Records contained in a dataset:
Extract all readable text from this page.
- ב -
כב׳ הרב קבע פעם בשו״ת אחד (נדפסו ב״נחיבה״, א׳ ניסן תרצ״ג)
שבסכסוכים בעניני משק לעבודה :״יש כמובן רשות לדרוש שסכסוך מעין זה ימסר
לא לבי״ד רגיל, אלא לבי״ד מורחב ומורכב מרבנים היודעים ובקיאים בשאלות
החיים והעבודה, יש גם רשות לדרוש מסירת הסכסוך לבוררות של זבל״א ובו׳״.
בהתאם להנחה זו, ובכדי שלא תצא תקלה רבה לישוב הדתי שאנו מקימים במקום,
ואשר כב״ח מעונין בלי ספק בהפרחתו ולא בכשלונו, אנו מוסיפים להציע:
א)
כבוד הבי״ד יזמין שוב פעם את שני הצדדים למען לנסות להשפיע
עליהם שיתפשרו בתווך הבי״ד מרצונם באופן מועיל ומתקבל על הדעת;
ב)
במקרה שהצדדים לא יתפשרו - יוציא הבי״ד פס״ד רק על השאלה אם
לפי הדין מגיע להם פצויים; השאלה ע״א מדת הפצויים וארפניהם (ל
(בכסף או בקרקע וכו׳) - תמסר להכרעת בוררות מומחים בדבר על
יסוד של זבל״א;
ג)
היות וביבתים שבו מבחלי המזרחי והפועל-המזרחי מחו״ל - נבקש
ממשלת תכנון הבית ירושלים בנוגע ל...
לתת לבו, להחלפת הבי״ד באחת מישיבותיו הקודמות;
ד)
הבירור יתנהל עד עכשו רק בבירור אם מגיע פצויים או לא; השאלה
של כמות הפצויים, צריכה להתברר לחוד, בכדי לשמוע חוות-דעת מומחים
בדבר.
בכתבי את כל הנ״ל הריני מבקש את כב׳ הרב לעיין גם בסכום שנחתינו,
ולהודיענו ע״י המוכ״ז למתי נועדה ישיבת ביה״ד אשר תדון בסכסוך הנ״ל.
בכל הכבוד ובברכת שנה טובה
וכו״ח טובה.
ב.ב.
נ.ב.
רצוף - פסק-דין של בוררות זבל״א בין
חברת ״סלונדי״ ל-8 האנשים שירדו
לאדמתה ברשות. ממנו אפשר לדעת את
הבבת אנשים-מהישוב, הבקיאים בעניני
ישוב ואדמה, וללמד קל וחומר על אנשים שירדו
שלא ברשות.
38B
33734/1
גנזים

Instructions for the task | Exactly as written, please output every entry.

Completed task |
Extract all readable text from this page.
- ב -
כב׳ הרב קבע פעם בשו״ת אחד (נדפסו ב״נחיבה״, א׳ ניסן תרצ״ג)
שבסכסוכים בעניני משק לעבודה :״יש כמובן רשות לדרוש שסכסוך מעין זה ימסר
לא לבי״ד רגיל, אלא לבי״ד מורחב ומורכב מרבנים היודעים ובקיאים בשאלות
החיים והעבודה, יש גם רשות לדרוש מסירת הסכסוך לבוררות של זבל״א ובו׳״.
בהתאם להנחה זו, ובכדי שלא תצא תקלה רבה לישוב הדתי שאנו מקימים במקום,
ואשר כב״ח מעונין בלי ספק בהפרחתו ולא בכשלונו, אנו מוסיפים להציע:
א)
כבוד הבי״ד יזמין שוב פעם את שני הצדדים למען לנסות להשפיע
עליהם שיתפשרו בתווך הבי״ד מרצונם באופן מועיל ומתקבל על הדעת;
ב)
במקרה שהצדדים לא יתפשרו - יוציא הבי״ד פס״ד רק על השאלה אם
לפי הדין מגיע להם פצויים; השאלה ע״א מדת הפצויים וארפניהם (ל
(בכסף או בקרקע וכו׳) - תמסר להכרעת בוררות מומחים בדבר על
יסוד של זבל״א;
ג)
היות וביבתים שבו מבחלי המזרחי והפועל-המזרחי מחו״ל - נבקש
ממשלת תכנון הבית ירושלים בנוגע ל...
לתת לבו, להחלפת הבי״ד באחת מישיבותיו הקודמות;
ד)
הבירור יתנהל עד עכשו רק בבירור אם מגיע פצויים או לא; השאלה
של כמות הפצויים, צריכה להתברר לחוד, בכדי לשמוע חוות-דעת מומחים
בדבר.
בכתבי את כל הנ״ל הריני מבקש את כב׳ הרב לעיין גם בסכום שנחתינו,
ולהודיענו ע״י המוכ״ז למתי נועדה ישיבת ביה״ד אשר תדון בסכסוך הנ״ל.
בכל הכבוד ובברכת שנה טובה
וכו״ח טובה.
ב.ב.
נ.ב.
רצוף - פסק-דין של בוררות זבל״א בין
חברת ״סלונדי״ ל-8 האנשים שירדו
לאדמתה ברשות. ממנו אפשר לדעת את
הבבת אנשים-מהישוב, הבקיאים בעניני
ישוב ואדמה, וללמד קל וחומר על אנשים שירדו
שלא ברשות.
38B
33734/1
גנזים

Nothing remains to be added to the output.